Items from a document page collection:
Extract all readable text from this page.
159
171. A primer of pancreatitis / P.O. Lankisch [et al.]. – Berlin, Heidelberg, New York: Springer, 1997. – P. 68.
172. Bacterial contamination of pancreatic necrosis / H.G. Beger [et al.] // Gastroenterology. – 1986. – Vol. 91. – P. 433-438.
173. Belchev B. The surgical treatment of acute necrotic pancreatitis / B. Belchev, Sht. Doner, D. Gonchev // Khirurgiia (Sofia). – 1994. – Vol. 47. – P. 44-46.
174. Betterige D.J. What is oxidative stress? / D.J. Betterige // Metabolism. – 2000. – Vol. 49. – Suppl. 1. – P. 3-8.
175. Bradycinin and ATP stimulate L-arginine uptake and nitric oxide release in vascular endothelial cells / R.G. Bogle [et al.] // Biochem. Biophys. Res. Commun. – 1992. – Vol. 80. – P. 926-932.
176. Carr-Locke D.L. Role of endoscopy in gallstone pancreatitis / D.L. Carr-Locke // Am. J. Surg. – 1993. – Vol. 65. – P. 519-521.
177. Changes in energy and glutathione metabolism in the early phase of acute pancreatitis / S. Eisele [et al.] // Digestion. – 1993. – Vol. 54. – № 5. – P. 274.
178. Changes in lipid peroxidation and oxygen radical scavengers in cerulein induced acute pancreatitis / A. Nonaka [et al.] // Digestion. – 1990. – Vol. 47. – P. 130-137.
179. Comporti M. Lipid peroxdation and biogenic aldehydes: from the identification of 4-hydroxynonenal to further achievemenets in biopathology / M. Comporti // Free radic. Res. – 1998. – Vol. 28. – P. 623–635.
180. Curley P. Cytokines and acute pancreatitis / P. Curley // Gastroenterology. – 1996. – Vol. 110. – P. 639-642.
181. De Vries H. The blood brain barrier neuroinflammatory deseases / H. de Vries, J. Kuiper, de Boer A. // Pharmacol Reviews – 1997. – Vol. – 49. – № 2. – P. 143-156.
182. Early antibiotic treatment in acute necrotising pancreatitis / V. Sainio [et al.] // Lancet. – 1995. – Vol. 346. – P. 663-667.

* [INSTRUCTIONS FOR THE TASK]
Every entry needs to be written out again, exactly as given.

* [SOLUTION]
Extract all readable text from this page.
159
171. A primer of pancreatitis / P.O. Lankisch [et al.]. – Berlin, Heidelberg, New York: Springer, 1997. – P. 68.
172. Bacterial contamination of pancreatic necrosis / H.G. Beger [et al.] // Gastroenterology. – 1986. – Vol. 91. – P. 433-438.
173. Belchev B. The surgical treatment of acute necrotic pancreatitis / B. Belchev, Sht. Doner, D. Gonchev // Khirurgiia (Sofia). – 1994. – Vol. 47. – P. 44-46.
174. Betterige D.J. What is oxidative stress? / D.J. Betterige // Metabolism. – 2000. – Vol. 49. – Suppl. 1. – P. 3-8.
175. Bradycinin and ATP stimulate L-arginine uptake and nitric oxide release in vascular endothelial cells / R.G. Bogle [et al.] // Biochem. Biophys. Res. Commun. – 1992. – Vol. 80. – P. 926-932.
176. Carr-Locke D.L. Role of endoscopy in gallstone pancreatitis / D.L. Carr-Locke // Am. J. Surg. – 1993. – Vol. 65. – P. 519-521.
177. Changes in energy and glutathione metabolism in the early phase of acute pancreatitis / S. Eisele [et al.] // Digestion. – 1993. – Vol. 54. – № 5. – P. 274.
178. Changes in lipid peroxidation and oxygen radical scavengers in cerulein induced acute pancreatitis / A. Nonaka [et al.] // Digestion. – 1990. – Vol. 47. – P. 130-137.
179. Comporti M. Lipid peroxdation and biogenic aldehydes: from the identification of 4-hydroxynonenal to further achievemenets in biopathology / M. Comporti // Free radic. Res. – 1998. – Vol. 28. – P. 623–635.
180. Curley P. Cytokines and acute pancreatitis / P. Curley // Gastroenterology. – 1996. – Vol. 110. – P. 639-642.
181. De Vries H. The blood brain barrier neuroinflammatory deseases / H. de Vries, J. Kuiper, de Boer A. // Pharmacol Reviews – 1997. – Vol. – 49. – № 2. – P. 143-156.
182. Early antibiotic treatment in acute necrotising pancreatitis / V. Sainio [et al.] // Lancet. – 1995. – Vol. 346. – P. 663-667.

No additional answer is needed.